→ Given instruction
Return each line of the data below verbatim; pictures are to be left out.

→ Given records
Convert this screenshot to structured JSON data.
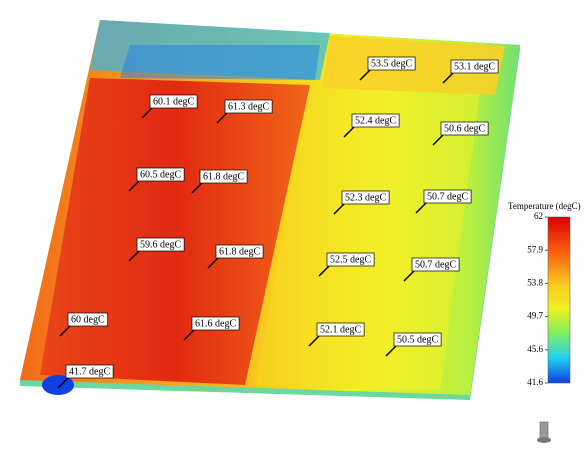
{
  "legend": {
    "title": "Temperature (degC)",
    "ticks": [
      "62",
      "57.9",
      "53.8",
      "49.7",
      "45.6",
      "41.6"
    ]
  },
  "probes": [
    {
      "label": "60.1 degC"
    },
    {
      "label": "61.3 degC"
    },
    {
      "label": "60.5 degC"
    },
    {
      "label": "61.8 degC"
    },
    {
      "label": "59.6 degC"
    },
    {
      "label": "61.8 degC"
    },
    {
      "label": "60 degC"
    },
    {
      "label": "61.6 degC"
    },
    {
      "label": "41.7 degC"
    },
    {
      "label": "53.5 degC"
    },
    {
      "label": "53.1 degC"
    },
    {
      "label": "52.4 degC"
    },
    {
      "label": "50.6 degC"
    },
    {
      "label": "52.3 degC"
    },
    {
      "label": "50.7 degC"
    },
    {
      "label": "52.5 degC"
    },
    {
      "label": "50.7 degC"
    },
    {
      "label": "52.1 degC"
    },
    {
      "label": "50.5 degC"
    }
  ]
}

→ Worked solution
Convert this screenshot to structured JSON data.
{
  "legend": {
    "title": "Temperature (degC)",
    "ticks": [
      "62",
      "57.9",
      "53.8",
      "49.7",
      "45.6",
      "41.6"
    ]
  },
  "probes": [
    {
      "label": "60.1 degC"
    },
    {
      "label": "61.3 degC"
    },
    {
      "label": "60.5 degC"
    },
    {
      "label": "61.8 degC"
    },
    {
      "label": "59.6 degC"
    },
    {
      "label": "61.8 degC"
    },
    {
      "label": "60 degC"
    },
    {
      "label": "61.6 degC"
    },
    {
      "label": "41.7 degC"
    },
    {
      "label": "53.5 degC"
    },
    {
      "label": "53.1 degC"
    },
    {
      "label": "52.4 degC"
    },
    {
      "label": "50.6 degC"
    },
    {
      "label": "52.3 degC"
    },
    {
      "label": "50.7 degC"
    },
    {
      "label": "52.5 degC"
    },
    {
      "label": "50.7 degC"
    },
    {
      "label": "52.1 degC"
    },
    {
      "label": "50.5 degC"
    }
  ]
}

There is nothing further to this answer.